Task details: Leave out the pictures and transcribe the rest of the records exactly.

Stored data
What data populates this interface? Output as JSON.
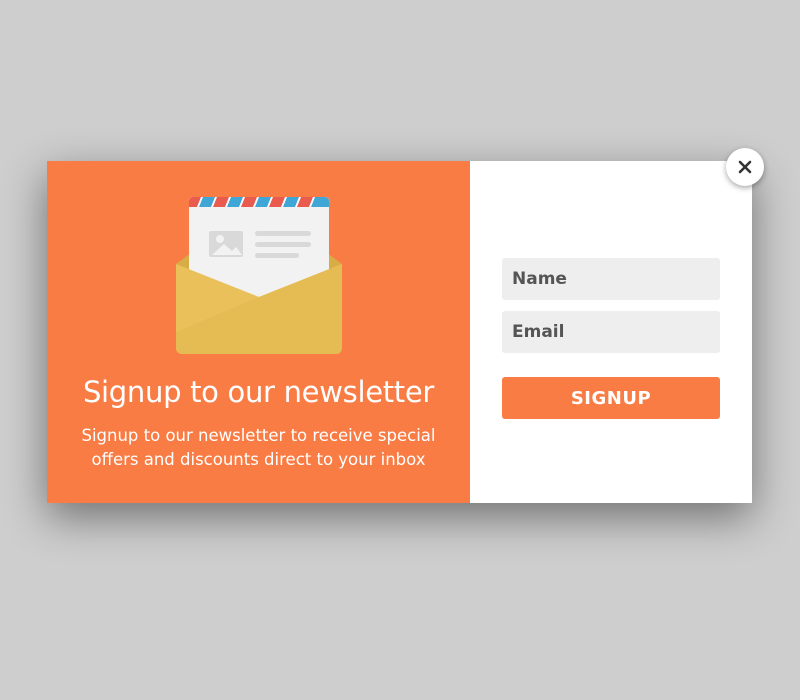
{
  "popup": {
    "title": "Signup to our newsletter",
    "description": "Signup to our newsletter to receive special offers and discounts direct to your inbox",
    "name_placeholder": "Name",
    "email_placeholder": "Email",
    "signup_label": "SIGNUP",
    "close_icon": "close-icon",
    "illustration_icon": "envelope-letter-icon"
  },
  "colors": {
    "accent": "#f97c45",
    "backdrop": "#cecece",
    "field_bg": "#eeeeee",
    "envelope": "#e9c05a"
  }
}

The response:
What data populates this interface? Output as JSON.
{
  "popup": {
    "title": "Signup to our newsletter",
    "description": "Signup to our newsletter to receive special offers and discounts direct to your inbox",
    "name_placeholder": "Name",
    "email_placeholder": "Email",
    "signup_label": "SIGNUP",
    "close_icon": "close-icon",
    "illustration_icon": "envelope-letter-icon"
  },
  "colors": {
    "accent": "#f97c45",
    "backdrop": "#cecece",
    "field_bg": "#eeeeee",
    "envelope": "#e9c05a"
  }
}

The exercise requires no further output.